(Data extract begins)
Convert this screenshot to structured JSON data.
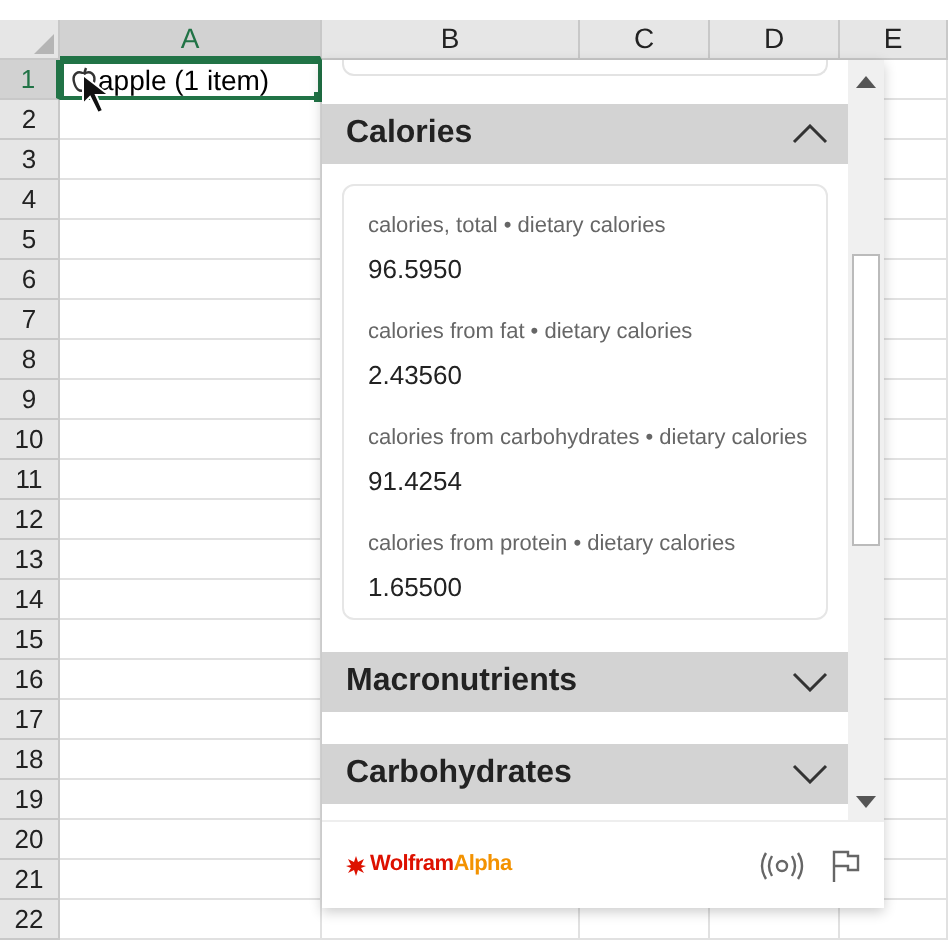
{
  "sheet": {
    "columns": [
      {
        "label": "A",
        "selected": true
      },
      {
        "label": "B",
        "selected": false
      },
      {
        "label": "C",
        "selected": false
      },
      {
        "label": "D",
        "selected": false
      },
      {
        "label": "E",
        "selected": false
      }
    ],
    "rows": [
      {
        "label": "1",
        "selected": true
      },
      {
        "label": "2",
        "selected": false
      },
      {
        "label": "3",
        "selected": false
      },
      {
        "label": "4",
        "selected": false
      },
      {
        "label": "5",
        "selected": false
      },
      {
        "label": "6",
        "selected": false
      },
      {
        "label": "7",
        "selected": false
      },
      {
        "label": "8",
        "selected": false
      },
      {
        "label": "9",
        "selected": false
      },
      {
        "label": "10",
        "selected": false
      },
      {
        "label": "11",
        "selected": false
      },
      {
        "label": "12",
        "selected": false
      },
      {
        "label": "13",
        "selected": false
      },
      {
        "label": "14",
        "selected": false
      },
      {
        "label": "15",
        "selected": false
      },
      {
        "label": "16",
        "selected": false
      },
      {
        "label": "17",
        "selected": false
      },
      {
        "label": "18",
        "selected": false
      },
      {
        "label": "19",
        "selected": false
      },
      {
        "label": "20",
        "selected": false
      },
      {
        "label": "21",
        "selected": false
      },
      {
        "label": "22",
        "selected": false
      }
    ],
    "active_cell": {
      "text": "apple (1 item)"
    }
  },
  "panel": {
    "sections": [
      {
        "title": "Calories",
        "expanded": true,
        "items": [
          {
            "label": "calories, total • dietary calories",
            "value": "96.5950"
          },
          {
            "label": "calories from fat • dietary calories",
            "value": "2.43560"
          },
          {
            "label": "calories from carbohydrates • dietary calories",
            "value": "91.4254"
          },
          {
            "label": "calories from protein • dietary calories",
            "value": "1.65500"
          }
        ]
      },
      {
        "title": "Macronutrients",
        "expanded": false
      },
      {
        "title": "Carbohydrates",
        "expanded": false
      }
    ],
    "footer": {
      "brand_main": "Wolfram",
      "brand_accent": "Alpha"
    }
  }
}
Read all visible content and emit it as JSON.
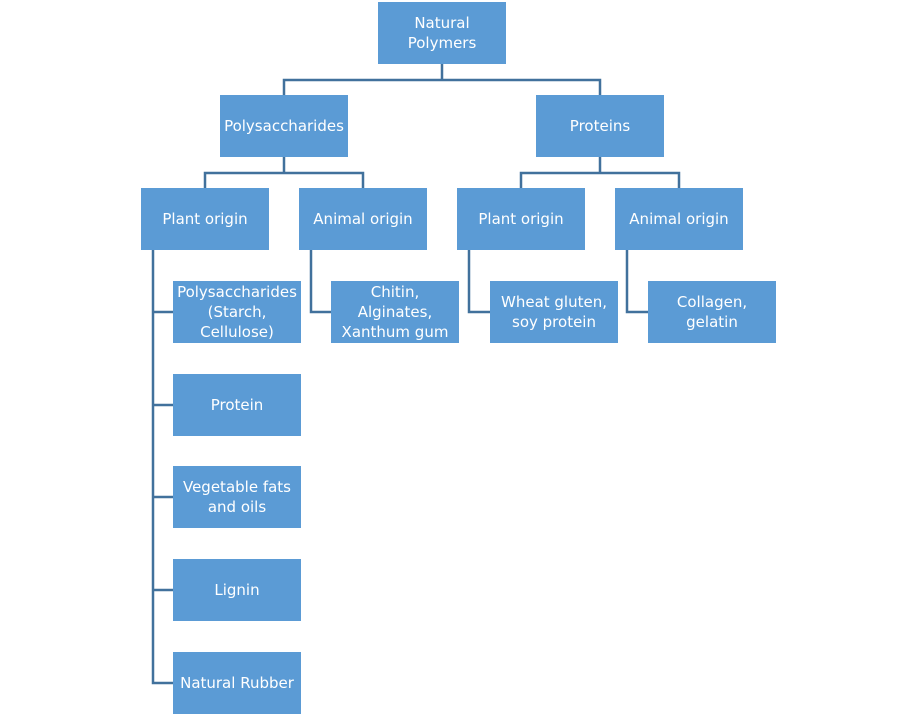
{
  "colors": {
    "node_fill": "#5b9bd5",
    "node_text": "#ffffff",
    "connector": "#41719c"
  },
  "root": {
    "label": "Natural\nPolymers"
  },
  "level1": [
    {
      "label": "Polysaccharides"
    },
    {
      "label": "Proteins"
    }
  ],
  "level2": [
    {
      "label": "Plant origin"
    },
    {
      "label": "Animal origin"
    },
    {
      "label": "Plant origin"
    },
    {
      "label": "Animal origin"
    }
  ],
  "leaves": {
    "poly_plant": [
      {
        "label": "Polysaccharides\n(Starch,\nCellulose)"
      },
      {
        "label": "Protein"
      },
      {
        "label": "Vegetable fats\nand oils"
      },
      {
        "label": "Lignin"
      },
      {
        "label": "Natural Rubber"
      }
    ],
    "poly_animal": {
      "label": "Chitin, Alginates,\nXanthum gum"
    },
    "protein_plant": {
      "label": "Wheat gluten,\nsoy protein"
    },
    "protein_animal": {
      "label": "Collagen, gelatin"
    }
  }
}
(Data extract ends)
Description of the task: Wherever a picture appears, omit it; copy the rest of the data exactly.

Solved exercise:
Convert this screenshot to structured JSON data.
{
  "sheet": {
    "columns": [
      {
        "label": "A",
        "selected": true
      },
      {
        "label": "B",
        "selected": false
      },
      {
        "label": "C",
        "selected": false
      },
      {
        "label": "D",
        "selected": false
      },
      {
        "label": "E",
        "selected": false
      }
    ],
    "rows": [
      {
        "label": "1",
        "selected": true
      },
      {
        "label": "2",
        "selected": false
      },
      {
        "label": "3",
        "selected": false
      },
      {
        "label": "4",
        "selected": false
      },
      {
        "label": "5",
        "selected": false
      },
      {
        "label": "6",
        "selected": false
      },
      {
        "label": "7",
        "selected": false
      },
      {
        "label": "8",
        "selected": false
      },
      {
        "label": "9",
        "selected": false
      },
      {
        "label": "10",
        "selected": false
      },
      {
        "label": "11",
        "selected": false
      },
      {
        "label": "12",
        "selected": false
      },
      {
        "label": "13",
        "selected": false
      },
      {
        "label": "14",
        "selected": false
      },
      {
        "label": "15",
        "selected": false
      },
      {
        "label": "16",
        "selected": false
      },
      {
        "label": "17",
        "selected": false
      },
      {
        "label": "18",
        "selected": false
      },
      {
        "label": "19",
        "selected": false
      },
      {
        "label": "20",
        "selected": false
      },
      {
        "label": "21",
        "selected": false
      },
      {
        "label": "22",
        "selected": false
      }
    ],
    "active_cell": {
      "text": "apple (1 item)"
    }
  },
  "panel": {
    "sections": [
      {
        "title": "Calories",
        "expanded": true,
        "items": [
          {
            "label": "calories, total • dietary calories",
            "value": "96.5950"
          },
          {
            "label": "calories from fat • dietary calories",
            "value": "2.43560"
          },
          {
            "label": "calories from carbohydrates • dietary calories",
            "value": "91.4254"
          },
          {
            "label": "calories from protein • dietary calories",
            "value": "1.65500"
          }
        ]
      },
      {
        "title": "Macronutrients",
        "expanded": false
      },
      {
        "title": "Carbohydrates",
        "expanded": false
      }
    ],
    "footer": {
      "brand_main": "Wolfram",
      "brand_accent": "Alpha"
    }
  }
}
Read all visible content and emit it as JSON.
{
  "colors": {
    "node_fill": "#5b9bd5",
    "node_text": "#ffffff",
    "connector": "#41719c"
  },
  "root": {
    "label": "Natural\nPolymers"
  },
  "level1": [
    {
      "label": "Polysaccharides"
    },
    {
      "label": "Proteins"
    }
  ],
  "level2": [
    {
      "label": "Plant origin"
    },
    {
      "label": "Animal origin"
    },
    {
      "label": "Plant origin"
    },
    {
      "label": "Animal origin"
    }
  ],
  "leaves": {
    "poly_plant": [
      {
        "label": "Polysaccharides\n(Starch,\nCellulose)"
      },
      {
        "label": "Protein"
      },
      {
        "label": "Vegetable fats\nand oils"
      },
      {
        "label": "Lignin"
      },
      {
        "label": "Natural Rubber"
      }
    ],
    "poly_animal": {
      "label": "Chitin, Alginates,\nXanthum gum"
    },
    "protein_plant": {
      "label": "Wheat gluten,\nsoy protein"
    },
    "protein_animal": {
      "label": "Collagen, gelatin"
    }
  }
}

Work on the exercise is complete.